[Stored dataset items]

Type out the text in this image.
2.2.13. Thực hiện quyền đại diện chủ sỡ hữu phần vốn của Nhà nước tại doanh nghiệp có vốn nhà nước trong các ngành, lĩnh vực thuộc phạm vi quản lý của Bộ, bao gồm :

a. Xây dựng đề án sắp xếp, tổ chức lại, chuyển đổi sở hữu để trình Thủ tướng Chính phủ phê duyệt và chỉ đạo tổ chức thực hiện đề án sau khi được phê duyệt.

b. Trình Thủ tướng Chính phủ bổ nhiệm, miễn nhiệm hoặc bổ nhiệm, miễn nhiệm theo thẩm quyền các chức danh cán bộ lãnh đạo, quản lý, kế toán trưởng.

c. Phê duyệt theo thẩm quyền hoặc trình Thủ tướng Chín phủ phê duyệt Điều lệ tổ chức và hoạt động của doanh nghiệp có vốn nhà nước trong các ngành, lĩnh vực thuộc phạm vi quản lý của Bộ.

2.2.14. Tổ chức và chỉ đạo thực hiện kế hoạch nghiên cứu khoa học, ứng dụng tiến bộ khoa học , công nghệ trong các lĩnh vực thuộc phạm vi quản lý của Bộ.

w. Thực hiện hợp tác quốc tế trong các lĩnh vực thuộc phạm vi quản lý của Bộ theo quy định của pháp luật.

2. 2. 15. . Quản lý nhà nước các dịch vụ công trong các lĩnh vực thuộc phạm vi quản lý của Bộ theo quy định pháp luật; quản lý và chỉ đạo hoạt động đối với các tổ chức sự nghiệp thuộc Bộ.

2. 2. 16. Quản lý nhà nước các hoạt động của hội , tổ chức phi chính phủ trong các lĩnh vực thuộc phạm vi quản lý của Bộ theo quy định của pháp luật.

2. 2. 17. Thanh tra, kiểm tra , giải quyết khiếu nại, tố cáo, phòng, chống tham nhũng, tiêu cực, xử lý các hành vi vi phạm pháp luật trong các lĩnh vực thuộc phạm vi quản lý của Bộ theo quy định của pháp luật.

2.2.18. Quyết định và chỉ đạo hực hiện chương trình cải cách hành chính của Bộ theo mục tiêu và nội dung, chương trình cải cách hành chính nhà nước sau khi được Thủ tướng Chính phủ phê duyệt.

Short exercise: Only lines that contain the word "tướng" are wanted; copy each of them.

Response to the task:
a. Xây dựng đề án sắp xếp, tổ chức lại, chuyển đổi sở hữu để trình Thủ tướng Chính phủ phê duyệt và chỉ đạo tổ chức thực hiện đề án sau khi được phê duyệt.
b. Trình Thủ tướng Chính phủ bổ nhiệm, miễn nhiệm hoặc bổ nhiệm, miễn nhiệm theo thẩm quyền các chức danh cán bộ lãnh đạo, quản lý, kế toán trưởng.
c. Phê duyệt theo thẩm quyền hoặc trình Thủ tướng Chín phủ phê duyệt Điều lệ tổ chức và hoạt động của doanh nghiệp có vốn nhà nước trong các ngành, lĩnh vực thuộc phạm vi quản lý của Bộ.
2.2.18. Quyết định và chỉ đạo hực hiện chương trình cải cách hành chính của Bộ theo mục tiêu và nội dung, chương trình cải cách hành chính nhà nước sau khi được Thủ tướng Chính phủ phê duyệt.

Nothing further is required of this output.